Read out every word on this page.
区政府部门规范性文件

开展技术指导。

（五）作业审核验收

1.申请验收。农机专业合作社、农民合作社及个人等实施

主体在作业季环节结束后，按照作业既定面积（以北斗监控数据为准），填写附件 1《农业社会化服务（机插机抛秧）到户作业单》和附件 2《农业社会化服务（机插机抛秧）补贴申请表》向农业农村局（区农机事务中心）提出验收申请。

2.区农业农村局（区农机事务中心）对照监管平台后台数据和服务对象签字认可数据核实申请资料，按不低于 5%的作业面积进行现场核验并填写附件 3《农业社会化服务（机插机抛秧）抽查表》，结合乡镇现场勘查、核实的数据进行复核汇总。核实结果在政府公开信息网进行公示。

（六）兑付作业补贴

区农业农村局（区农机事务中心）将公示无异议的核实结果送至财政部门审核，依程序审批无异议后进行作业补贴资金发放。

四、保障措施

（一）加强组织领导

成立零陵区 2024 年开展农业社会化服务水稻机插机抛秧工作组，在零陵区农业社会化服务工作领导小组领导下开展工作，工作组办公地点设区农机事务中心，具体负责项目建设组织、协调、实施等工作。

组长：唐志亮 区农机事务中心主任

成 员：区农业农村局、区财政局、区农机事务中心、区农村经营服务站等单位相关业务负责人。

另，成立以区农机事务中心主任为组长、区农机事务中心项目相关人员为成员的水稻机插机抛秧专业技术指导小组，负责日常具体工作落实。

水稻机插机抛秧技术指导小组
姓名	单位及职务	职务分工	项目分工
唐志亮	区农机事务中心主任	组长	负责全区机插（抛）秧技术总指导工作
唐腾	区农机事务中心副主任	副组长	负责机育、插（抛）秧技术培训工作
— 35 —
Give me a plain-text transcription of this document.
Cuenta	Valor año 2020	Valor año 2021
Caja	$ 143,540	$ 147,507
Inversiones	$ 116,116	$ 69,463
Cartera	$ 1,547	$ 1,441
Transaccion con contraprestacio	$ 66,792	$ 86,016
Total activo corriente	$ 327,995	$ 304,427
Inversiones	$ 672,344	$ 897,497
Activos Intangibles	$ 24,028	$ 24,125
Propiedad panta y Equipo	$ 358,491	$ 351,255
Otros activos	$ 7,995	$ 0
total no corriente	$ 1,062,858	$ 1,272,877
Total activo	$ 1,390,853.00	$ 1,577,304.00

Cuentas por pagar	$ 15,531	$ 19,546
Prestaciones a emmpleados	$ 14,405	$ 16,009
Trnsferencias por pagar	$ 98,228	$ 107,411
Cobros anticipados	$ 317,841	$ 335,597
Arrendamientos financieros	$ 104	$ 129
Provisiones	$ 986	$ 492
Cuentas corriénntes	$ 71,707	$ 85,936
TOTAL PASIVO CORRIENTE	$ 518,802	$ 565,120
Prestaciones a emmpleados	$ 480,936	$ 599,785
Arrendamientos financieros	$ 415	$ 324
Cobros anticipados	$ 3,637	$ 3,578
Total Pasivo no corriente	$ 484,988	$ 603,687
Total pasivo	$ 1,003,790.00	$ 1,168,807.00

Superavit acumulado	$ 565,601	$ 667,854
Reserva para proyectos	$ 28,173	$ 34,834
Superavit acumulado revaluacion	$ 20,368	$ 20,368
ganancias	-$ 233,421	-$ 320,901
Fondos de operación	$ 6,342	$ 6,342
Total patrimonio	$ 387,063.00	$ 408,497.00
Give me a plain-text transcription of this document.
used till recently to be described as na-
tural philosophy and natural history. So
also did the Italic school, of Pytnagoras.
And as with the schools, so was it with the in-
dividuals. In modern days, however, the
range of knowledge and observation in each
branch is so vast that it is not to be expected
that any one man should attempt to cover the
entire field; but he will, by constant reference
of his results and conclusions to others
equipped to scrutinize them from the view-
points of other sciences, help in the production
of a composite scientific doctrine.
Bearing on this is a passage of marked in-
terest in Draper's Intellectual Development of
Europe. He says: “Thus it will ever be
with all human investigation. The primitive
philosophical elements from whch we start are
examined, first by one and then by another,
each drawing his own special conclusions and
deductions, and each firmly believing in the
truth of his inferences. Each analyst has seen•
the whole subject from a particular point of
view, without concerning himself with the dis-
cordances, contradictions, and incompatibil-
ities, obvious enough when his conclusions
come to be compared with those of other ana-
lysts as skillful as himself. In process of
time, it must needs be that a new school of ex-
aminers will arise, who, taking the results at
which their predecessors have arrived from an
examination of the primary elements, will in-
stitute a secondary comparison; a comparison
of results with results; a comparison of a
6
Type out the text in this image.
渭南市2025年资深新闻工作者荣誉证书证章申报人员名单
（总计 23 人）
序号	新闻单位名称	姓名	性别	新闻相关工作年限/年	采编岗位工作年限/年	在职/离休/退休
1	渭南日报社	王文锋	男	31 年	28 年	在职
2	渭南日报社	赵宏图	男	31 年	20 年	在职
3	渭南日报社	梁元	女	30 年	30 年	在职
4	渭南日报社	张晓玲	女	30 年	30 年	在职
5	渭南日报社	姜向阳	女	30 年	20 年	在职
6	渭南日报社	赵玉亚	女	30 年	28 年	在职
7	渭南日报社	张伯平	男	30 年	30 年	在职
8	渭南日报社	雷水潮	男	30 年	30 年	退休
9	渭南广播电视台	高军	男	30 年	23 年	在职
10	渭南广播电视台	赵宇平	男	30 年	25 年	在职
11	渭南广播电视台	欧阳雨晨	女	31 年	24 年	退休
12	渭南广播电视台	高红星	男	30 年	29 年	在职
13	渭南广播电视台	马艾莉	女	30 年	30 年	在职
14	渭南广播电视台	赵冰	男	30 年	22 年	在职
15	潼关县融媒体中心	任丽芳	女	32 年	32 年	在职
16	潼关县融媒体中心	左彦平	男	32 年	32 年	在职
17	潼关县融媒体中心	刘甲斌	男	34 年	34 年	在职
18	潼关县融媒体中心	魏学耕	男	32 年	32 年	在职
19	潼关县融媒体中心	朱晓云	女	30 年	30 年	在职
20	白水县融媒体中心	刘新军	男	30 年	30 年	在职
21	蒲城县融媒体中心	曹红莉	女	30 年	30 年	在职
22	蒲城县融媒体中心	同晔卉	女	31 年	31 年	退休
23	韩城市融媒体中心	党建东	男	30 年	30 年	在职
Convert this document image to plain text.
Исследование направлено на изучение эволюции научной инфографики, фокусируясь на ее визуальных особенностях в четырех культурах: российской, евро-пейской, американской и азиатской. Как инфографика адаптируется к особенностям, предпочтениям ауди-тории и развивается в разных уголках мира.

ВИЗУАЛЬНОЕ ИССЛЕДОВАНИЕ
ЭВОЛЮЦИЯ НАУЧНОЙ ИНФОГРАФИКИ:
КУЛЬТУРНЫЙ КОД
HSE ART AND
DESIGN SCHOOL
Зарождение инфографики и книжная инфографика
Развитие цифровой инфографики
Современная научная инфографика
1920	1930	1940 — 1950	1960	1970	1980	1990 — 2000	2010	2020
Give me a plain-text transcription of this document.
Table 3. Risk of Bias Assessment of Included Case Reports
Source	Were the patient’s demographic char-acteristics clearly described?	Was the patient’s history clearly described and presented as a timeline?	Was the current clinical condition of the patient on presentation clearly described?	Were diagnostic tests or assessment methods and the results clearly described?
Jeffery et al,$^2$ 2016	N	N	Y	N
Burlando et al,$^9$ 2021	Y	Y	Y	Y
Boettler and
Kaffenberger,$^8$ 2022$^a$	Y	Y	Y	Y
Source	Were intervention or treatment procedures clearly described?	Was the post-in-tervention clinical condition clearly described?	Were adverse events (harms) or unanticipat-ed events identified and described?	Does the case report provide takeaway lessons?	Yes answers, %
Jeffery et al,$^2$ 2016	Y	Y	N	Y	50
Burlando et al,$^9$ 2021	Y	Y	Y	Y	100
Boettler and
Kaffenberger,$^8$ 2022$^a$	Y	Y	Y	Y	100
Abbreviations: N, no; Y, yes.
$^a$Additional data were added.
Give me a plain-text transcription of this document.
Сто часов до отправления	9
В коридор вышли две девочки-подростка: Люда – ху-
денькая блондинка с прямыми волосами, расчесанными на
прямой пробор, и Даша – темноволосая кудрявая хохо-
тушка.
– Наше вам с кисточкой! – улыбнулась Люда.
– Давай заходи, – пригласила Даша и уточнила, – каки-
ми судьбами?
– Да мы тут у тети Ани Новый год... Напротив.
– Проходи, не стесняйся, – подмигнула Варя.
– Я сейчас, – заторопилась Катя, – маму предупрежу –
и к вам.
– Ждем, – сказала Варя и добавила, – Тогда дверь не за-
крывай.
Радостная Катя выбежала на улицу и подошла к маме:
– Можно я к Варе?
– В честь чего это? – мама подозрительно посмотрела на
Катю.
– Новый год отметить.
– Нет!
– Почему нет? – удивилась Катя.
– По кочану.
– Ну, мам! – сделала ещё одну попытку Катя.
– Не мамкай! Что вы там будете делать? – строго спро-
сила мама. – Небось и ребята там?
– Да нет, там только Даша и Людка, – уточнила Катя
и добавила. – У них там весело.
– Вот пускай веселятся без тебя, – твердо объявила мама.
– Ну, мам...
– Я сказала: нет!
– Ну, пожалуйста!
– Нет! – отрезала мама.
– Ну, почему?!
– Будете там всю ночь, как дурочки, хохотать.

== == ==

Given exercise:
Count every line above that holds the string "anticipados" and give the total, nothing more.

Final result:
2